安心のにおい

 

精神科医の中井久夫さんの文章に
「不安のにおい」
に関するものがありますが、
不安のにおいというものがあるとすれば、
反対に、
安心のにおい
というものもあるのではないか。
そう思ったのは、
先日読んだ『ドリトル先生アフリカゆき』が
とてもいいにおいがし、
古くなった紙のにおいというだけではおさまらない気がしたからです。
五十一年前に発行されたものですから、
少なくともひとり以上のひとの手にわたり、
おもしろく読まれて、
そのおもしろいと思った
「おもしろい」の気持ちが本に込められたのではないか。
中井さんによれば、
かつての精神病院にはどくとくのにおいがあり、
それがなんのにおいかと思っていたところ、
あるとき
ある患者さんに中井さんが不安になるようなことを告げた、
すると、
あのどくとくのにおいがした…。

**提示された項目**

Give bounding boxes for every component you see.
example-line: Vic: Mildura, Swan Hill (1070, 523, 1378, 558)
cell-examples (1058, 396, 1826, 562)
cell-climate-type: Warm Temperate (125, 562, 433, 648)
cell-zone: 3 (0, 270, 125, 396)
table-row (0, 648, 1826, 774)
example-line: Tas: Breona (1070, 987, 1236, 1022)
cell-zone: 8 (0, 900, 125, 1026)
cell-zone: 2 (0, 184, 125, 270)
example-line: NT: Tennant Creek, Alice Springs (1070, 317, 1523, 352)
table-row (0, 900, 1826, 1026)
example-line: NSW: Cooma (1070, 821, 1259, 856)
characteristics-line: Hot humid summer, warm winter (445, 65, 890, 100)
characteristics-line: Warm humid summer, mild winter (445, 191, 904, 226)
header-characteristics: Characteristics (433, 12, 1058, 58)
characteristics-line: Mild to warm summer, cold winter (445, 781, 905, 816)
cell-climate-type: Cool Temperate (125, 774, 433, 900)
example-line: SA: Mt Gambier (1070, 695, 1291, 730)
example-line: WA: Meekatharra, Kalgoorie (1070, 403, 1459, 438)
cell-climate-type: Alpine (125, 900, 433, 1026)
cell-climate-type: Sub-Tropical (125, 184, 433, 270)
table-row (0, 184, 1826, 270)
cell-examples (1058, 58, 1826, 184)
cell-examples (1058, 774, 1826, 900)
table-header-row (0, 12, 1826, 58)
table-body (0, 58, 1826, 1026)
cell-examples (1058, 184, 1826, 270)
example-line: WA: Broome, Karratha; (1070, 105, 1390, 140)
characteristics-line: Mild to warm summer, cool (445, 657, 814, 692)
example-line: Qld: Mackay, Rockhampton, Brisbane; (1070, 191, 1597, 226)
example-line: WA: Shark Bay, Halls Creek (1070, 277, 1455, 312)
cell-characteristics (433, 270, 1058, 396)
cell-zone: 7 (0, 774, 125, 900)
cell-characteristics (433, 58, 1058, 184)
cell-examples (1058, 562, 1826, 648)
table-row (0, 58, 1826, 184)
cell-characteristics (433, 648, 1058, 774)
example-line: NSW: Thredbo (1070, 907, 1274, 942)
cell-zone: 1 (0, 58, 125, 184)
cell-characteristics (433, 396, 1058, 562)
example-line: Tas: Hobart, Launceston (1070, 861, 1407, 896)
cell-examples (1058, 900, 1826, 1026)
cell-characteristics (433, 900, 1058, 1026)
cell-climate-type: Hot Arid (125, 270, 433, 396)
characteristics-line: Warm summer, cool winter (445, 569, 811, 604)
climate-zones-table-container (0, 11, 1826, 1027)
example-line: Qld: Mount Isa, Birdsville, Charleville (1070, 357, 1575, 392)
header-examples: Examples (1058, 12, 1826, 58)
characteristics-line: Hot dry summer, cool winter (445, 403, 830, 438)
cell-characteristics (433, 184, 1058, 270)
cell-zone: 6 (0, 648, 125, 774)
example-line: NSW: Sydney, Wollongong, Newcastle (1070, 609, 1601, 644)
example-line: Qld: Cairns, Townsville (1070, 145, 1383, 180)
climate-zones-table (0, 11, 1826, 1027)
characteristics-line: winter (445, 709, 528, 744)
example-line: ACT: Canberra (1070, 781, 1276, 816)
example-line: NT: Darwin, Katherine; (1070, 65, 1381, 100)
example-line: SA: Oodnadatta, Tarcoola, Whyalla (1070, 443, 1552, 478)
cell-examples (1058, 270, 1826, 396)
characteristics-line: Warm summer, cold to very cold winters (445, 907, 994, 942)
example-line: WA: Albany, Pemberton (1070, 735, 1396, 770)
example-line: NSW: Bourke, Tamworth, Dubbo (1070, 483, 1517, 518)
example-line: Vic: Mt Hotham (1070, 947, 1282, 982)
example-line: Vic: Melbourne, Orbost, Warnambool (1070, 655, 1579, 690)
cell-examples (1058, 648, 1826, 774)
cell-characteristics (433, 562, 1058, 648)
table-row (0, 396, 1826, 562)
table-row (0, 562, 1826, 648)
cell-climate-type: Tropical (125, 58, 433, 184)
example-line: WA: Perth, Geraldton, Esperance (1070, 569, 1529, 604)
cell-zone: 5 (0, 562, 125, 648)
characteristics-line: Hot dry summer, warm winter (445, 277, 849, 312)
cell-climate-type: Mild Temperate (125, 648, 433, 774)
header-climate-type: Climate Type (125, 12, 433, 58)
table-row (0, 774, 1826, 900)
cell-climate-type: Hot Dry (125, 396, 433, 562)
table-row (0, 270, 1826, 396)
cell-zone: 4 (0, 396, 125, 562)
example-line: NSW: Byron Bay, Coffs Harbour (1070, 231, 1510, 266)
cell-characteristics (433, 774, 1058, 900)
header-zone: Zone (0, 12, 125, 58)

**課題内容**
「安心のにおい」と題された本文を、最後の文の後から書き継いでください。 ここに並ぶ項目は、この作業では用いません。

**解答欄**
それは患者さんの吐く息のにおいであった。
それはひとを遠ざけるにおいであり、
他のひとがその場を去りたくなるにおいであったと。
だとすれば、
反対に、
ひとを引き寄せるような
安心しているときに吐く息のにおいというものもあるのではないか。
古書の『ドリトル先生アフリカゆき』のにおいは、
それをかつて読んだひとが安心
安気のこころで読んだ証ではなかったでしょうか。